DIRECTIVE =
Reproduce the data from its first line up to and including the line with "rail-draw[interactable]: Малюнок —", keeping each line unchanged.

(Raw records)
================

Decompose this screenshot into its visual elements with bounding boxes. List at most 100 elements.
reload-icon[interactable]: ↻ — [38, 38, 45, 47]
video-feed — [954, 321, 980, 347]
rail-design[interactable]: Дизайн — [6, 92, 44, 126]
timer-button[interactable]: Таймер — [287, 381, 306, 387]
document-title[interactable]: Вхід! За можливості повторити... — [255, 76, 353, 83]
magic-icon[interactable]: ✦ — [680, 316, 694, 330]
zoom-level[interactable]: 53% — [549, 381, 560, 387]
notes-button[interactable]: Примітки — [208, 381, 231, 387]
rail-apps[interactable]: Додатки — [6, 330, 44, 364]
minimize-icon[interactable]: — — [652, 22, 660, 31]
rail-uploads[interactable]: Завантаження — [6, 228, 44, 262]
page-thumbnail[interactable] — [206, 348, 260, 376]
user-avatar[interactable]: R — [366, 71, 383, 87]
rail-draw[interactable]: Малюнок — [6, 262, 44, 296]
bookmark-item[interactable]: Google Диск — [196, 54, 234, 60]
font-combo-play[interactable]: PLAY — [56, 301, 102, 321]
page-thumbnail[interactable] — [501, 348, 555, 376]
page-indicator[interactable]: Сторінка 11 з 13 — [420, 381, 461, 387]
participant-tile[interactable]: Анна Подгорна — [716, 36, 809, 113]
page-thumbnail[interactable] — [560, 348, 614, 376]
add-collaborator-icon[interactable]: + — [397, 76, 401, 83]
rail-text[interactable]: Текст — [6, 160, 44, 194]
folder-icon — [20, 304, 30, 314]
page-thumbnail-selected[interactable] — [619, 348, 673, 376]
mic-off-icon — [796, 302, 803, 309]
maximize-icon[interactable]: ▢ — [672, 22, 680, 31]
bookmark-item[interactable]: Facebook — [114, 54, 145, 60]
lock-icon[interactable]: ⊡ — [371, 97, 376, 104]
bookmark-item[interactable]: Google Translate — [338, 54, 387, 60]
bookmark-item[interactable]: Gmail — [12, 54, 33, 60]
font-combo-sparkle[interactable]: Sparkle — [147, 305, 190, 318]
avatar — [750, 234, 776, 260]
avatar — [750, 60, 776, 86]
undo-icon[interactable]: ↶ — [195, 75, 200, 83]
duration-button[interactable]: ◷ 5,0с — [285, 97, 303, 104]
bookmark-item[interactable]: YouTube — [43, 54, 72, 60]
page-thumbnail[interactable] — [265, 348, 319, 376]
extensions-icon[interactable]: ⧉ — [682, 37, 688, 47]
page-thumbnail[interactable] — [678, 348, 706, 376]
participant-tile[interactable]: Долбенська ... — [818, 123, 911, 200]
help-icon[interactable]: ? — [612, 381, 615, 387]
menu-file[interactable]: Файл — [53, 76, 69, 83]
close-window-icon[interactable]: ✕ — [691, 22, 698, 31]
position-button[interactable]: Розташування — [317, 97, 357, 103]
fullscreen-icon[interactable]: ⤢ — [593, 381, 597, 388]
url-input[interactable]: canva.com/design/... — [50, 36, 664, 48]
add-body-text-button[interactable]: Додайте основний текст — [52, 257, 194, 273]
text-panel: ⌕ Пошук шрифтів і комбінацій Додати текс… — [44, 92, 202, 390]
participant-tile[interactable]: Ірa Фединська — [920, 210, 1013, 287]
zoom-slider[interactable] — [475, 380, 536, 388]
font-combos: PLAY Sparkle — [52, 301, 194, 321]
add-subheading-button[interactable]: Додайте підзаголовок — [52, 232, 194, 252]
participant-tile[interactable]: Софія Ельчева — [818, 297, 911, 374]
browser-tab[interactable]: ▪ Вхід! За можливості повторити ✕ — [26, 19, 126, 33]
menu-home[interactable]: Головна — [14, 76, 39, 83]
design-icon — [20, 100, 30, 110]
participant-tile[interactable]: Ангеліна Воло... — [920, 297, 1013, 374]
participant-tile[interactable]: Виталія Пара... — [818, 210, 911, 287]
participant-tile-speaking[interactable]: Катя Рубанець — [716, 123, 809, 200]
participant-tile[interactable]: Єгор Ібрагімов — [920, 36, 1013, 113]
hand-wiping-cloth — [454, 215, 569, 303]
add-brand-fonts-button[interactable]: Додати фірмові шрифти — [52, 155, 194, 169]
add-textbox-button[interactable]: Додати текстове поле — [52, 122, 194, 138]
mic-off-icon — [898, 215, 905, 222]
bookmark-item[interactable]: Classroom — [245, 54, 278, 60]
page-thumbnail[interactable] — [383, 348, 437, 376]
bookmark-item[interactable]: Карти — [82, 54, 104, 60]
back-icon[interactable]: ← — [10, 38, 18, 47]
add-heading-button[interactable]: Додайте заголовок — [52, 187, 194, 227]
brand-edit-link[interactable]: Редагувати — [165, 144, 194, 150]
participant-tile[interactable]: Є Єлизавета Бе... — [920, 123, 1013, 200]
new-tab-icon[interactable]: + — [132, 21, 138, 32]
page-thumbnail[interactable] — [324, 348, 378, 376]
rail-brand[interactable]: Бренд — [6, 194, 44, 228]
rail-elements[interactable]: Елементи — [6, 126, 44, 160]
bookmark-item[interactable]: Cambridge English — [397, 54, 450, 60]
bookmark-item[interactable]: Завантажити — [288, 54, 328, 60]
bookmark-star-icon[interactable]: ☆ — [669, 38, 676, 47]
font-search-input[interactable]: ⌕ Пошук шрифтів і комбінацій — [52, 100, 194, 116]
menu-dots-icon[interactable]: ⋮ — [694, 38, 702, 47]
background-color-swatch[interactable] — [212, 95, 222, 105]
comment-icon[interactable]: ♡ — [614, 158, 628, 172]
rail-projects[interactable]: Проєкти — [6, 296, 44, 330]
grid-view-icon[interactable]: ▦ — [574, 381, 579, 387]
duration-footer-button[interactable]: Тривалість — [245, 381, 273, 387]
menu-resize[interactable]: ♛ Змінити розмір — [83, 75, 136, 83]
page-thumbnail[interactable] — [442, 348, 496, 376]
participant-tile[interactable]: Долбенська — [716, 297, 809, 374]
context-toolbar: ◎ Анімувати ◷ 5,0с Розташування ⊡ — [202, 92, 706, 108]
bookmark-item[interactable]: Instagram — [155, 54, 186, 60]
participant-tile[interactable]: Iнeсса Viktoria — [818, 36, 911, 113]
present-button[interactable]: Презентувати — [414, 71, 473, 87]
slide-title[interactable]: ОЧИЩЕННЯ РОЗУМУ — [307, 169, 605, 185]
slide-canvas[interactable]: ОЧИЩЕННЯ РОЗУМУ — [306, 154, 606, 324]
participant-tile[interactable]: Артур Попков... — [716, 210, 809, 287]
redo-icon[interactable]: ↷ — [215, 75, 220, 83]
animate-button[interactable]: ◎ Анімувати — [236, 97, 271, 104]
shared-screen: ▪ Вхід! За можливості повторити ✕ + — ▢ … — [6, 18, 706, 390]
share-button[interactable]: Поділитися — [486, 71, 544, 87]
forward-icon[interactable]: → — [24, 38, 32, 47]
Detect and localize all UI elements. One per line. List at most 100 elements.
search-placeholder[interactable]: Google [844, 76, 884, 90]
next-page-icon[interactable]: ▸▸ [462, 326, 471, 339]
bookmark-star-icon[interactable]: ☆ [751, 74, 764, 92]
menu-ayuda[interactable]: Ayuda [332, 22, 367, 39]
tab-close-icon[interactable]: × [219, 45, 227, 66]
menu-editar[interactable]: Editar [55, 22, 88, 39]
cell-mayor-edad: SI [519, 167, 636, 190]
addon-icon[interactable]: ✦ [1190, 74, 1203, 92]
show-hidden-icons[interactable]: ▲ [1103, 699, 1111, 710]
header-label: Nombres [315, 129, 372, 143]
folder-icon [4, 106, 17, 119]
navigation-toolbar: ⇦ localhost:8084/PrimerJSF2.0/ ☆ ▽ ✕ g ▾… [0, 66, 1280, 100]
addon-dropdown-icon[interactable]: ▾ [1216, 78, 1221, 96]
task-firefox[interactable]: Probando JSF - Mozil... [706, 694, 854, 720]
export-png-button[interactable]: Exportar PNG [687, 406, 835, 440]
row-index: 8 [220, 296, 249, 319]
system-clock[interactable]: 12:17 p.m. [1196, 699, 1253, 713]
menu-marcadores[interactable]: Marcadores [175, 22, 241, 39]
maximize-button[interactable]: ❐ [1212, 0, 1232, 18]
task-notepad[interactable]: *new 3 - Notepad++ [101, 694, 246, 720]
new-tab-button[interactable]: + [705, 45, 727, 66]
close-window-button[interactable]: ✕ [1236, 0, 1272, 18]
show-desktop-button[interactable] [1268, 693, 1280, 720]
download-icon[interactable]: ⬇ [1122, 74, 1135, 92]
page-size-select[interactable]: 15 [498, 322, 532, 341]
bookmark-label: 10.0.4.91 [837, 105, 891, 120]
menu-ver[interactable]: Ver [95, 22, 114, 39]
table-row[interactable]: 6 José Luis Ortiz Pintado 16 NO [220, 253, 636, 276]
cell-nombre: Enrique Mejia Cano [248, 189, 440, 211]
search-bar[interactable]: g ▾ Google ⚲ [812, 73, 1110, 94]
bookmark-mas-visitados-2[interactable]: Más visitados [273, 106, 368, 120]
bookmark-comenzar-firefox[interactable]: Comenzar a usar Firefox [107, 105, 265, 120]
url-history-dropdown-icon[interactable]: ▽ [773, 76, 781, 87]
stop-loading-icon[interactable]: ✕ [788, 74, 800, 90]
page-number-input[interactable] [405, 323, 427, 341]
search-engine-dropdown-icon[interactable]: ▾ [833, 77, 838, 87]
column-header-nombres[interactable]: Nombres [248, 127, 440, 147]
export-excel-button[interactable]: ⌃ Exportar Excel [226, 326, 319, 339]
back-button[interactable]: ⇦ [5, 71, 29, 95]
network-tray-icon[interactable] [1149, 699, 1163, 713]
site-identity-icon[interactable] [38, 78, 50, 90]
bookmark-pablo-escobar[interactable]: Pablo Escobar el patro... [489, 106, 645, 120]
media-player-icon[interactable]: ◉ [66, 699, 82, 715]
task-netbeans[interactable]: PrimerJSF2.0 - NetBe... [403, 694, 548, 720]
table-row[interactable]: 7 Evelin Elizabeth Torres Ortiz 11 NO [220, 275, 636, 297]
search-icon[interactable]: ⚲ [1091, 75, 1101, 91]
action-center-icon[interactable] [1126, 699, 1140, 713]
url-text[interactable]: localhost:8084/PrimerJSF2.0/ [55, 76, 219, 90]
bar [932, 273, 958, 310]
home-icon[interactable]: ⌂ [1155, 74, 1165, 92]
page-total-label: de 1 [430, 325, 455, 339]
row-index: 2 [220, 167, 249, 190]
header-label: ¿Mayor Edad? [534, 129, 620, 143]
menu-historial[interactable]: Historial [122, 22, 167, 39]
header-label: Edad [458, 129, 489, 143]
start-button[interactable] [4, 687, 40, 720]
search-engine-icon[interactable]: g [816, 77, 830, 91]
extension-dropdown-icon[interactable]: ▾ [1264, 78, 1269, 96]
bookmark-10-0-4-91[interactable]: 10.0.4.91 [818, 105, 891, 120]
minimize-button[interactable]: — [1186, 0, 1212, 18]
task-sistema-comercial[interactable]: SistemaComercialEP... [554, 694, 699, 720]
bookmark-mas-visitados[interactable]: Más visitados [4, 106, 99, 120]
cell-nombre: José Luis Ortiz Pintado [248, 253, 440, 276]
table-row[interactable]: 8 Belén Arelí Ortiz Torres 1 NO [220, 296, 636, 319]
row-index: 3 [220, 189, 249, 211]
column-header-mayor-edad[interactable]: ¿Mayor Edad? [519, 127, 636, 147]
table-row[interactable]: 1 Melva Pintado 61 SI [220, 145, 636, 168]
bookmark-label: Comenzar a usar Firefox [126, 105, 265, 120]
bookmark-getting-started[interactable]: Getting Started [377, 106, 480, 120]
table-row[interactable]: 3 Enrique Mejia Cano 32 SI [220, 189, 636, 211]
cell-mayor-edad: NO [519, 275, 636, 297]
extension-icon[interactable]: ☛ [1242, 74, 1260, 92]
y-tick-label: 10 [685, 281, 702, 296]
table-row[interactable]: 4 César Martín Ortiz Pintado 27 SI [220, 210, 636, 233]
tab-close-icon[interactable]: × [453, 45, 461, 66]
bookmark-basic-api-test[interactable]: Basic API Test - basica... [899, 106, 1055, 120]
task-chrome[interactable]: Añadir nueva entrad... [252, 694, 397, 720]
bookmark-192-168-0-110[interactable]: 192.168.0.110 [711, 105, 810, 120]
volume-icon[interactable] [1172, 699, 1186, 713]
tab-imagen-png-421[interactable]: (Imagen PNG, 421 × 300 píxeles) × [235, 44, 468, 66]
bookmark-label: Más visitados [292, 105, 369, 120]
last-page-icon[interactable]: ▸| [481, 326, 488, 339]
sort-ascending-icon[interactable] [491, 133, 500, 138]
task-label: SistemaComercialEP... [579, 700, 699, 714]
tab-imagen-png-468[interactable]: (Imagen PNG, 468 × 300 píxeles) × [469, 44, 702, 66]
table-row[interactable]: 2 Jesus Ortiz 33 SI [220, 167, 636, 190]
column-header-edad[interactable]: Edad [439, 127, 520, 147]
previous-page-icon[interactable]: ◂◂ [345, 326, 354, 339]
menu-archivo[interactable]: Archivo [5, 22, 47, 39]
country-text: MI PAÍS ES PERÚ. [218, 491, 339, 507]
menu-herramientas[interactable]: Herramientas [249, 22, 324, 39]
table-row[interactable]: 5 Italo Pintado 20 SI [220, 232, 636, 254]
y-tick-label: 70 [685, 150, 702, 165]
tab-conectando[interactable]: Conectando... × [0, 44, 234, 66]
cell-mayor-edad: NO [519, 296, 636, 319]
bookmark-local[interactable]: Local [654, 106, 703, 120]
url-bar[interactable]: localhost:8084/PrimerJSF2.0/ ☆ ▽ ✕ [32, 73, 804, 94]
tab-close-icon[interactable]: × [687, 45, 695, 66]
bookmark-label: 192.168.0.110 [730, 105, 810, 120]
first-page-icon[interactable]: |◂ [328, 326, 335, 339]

================

COMPLETE OUTPUT =
Decompose this screenshot into its visual elements with bounding boxes. List at most 100 elements.
reload-icon[interactable]: ↻ — [38, 38, 45, 47]
video-feed — [954, 321, 980, 347]
rail-design[interactable]: Дизайн — [6, 92, 44, 126]
timer-button[interactable]: Таймер — [287, 381, 306, 387]
document-title[interactable]: Вхід! За можливості повторити... — [255, 76, 353, 83]
magic-icon[interactable]: ✦ — [680, 316, 694, 330]
zoom-level[interactable]: 53% — [549, 381, 560, 387]
notes-button[interactable]: Примітки — [208, 381, 231, 387]
rail-apps[interactable]: Додатки — [6, 330, 44, 364]
minimize-icon[interactable]: — — [652, 22, 660, 31]
rail-uploads[interactable]: Завантаження — [6, 228, 44, 262]
page-thumbnail[interactable] — [206, 348, 260, 376]
user-avatar[interactable]: R — [366, 71, 383, 87]
rail-draw[interactable]: Малюнок — [6, 262, 44, 296]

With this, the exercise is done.